(Extracted data entries)

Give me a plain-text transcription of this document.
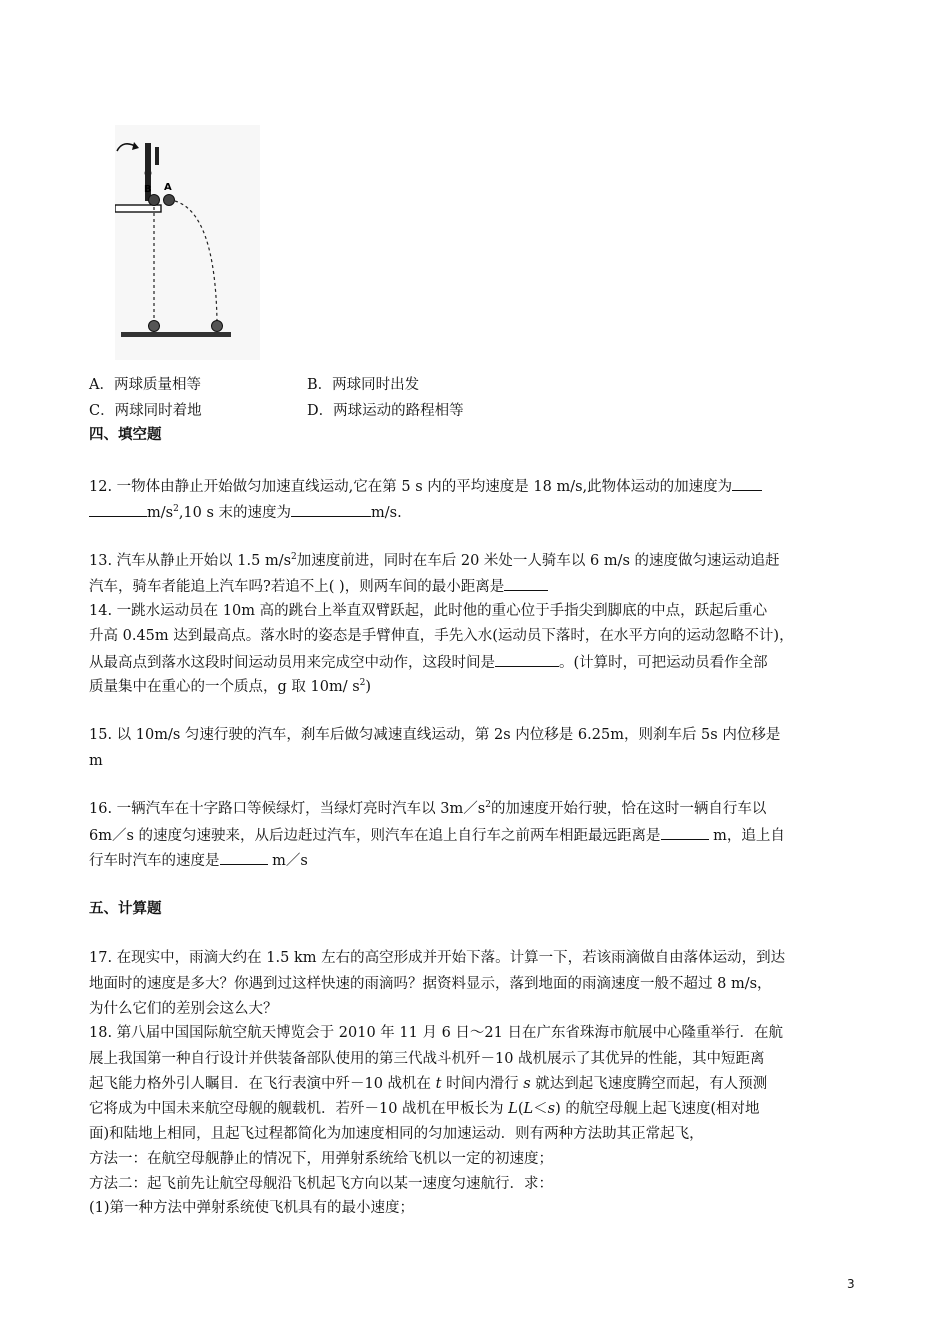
B A
A．两球质量相等	B．两球同时出发
C．两球同时着地	D．两球运动的路程相等
四、填空题
12. 一物体由静止开始做匀加速直线运动,它在第 5 s 内的平均速度是 18 m/s,此物体运动的加速度为
$m/s^2,10$ s 末的速度为	m/s.
13. 汽车从静止开始以 1.5 $m/s^2$加速度前进，同时在车后 20 米处一人骑车以 6 m/s 的速度做匀速运动追赶
汽车，骑车者能追上汽车吗?若追不上( )，则两车间的最小距离是
14. 一跳水运动员在 10m 高的跳台上举直双臂跃起，此时他的重心位于手指尖到脚底的中点，跃起后重心
升高 0.45m 达到最高点。落水时的姿态是手臂伸直，手先入水(运动员下落时，在水平方向的运动忽略不计)，
从最高点到落水这段时间运动员用来完成空中动作，这段时间是	。(计算时，可把运动员看作全部
质量集中在重心的一个质点，g 取 10m/ $s^2$)
15. 以 10m/s 匀速行驶的汽车，刹车后做匀减速直线运动，第 2s 内位移是 6.25m，则刹车后 5s 内位移是
m
16. 一辆汽车在十字路口等候绿灯，当绿灯亮时汽车以 $3m/s^2$的加速度开始行驶，恰在这时一辆自行车以
6m／s 的速度匀速驶来，从后边赶过汽车，则汽车在追上自行车之前两车相距最远距离是	m，追上自
行车时汽车的速度是	m／s
五、计算题
17. 在现实中，雨滴大约在 1.5 km 左右的高空形成并开始下落。计算一下，若该雨滴做自由落体运动，到达
地面时的速度是多大？你遇到过这样快速的雨滴吗？据资料显示，落到地面的雨滴速度一般不超过 8 m/s，
为什么它们的差别会这么大？
18. 第八届中国国际航空航天博览会于 2010 年 11 月 6 日～21 日在广东省珠海市航展中心隆重举行．在航
展上我国第一种自行设计并供装备部队使用的第三代战斗机歼－10 战机展示了其优异的性能，其中短距离
起飞能力格外引人瞩目．在飞行表演中歼－10 战机在 t 时间内滑行 s 就达到起飞速度腾空而起，有人预测
它将成为中国未来航空母舰的舰载机．若歼－10 战机在甲板长为 L(L＜s) 的航空母舰上起飞速度(相对地
面)和陆地上相同，且起飞过程都简化为加速度相同的匀加速运动．则有两种方法助其正常起飞，
方法一：在航空母舰静止的情况下，用弹射系统给飞机以一定的初速度；
方法二：起飞前先让航空母舰沿飞机起飞方向以某一速度匀速航行．求：
(1)第一种方法中弹射系统使飞机具有的最小速度；
3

Instructions for the task | Write the records out again in full, exactly, and skip every picture.

Answer to the exercise |
Give me a plain-text transcription of this document.
B A
A．两球质量相等	B．两球同时出发
C．两球同时着地	D．两球运动的路程相等
四、填空题
12. 一物体由静止开始做匀加速直线运动,它在第 5 s 内的平均速度是 18 m/s,此物体运动的加速度为
$m/s^2,10$ s 末的速度为	m/s.
13. 汽车从静止开始以 1.5 $m/s^2$加速度前进，同时在车后 20 米处一人骑车以 6 m/s 的速度做匀速运动追赶
汽车，骑车者能追上汽车吗?若追不上( )，则两车间的最小距离是
14. 一跳水运动员在 10m 高的跳台上举直双臂跃起，此时他的重心位于手指尖到脚底的中点，跃起后重心
升高 0.45m 达到最高点。落水时的姿态是手臂伸直，手先入水(运动员下落时，在水平方向的运动忽略不计)，
从最高点到落水这段时间运动员用来完成空中动作，这段时间是	。(计算时，可把运动员看作全部
质量集中在重心的一个质点，g 取 10m/ $s^2$)
15. 以 10m/s 匀速行驶的汽车，刹车后做匀减速直线运动，第 2s 内位移是 6.25m，则刹车后 5s 内位移是
m
16. 一辆汽车在十字路口等候绿灯，当绿灯亮时汽车以 $3m/s^2$的加速度开始行驶，恰在这时一辆自行车以
6m／s 的速度匀速驶来，从后边赶过汽车，则汽车在追上自行车之前两车相距最远距离是	m，追上自
行车时汽车的速度是	m／s
五、计算题
17. 在现实中，雨滴大约在 1.5 km 左右的高空形成并开始下落。计算一下，若该雨滴做自由落体运动，到达
地面时的速度是多大？你遇到过这样快速的雨滴吗？据资料显示，落到地面的雨滴速度一般不超过 8 m/s，
为什么它们的差别会这么大？
18. 第八届中国国际航空航天博览会于 2010 年 11 月 6 日～21 日在广东省珠海市航展中心隆重举行．在航
展上我国第一种自行设计并供装备部队使用的第三代战斗机歼－10 战机展示了其优异的性能，其中短距离
起飞能力格外引人瞩目．在飞行表演中歼－10 战机在 t 时间内滑行 s 就达到起飞速度腾空而起，有人预测
它将成为中国未来航空母舰的舰载机．若歼－10 战机在甲板长为 L(L＜s) 的航空母舰上起飞速度(相对地
面)和陆地上相同，且起飞过程都简化为加速度相同的匀加速运动．则有两种方法助其正常起飞，
方法一：在航空母舰静止的情况下，用弹射系统给飞机以一定的初速度；
方法二：起飞前先让航空母舰沿飞机起飞方向以某一速度匀速航行．求：
(1)第一种方法中弹射系统使飞机具有的最小速度；
3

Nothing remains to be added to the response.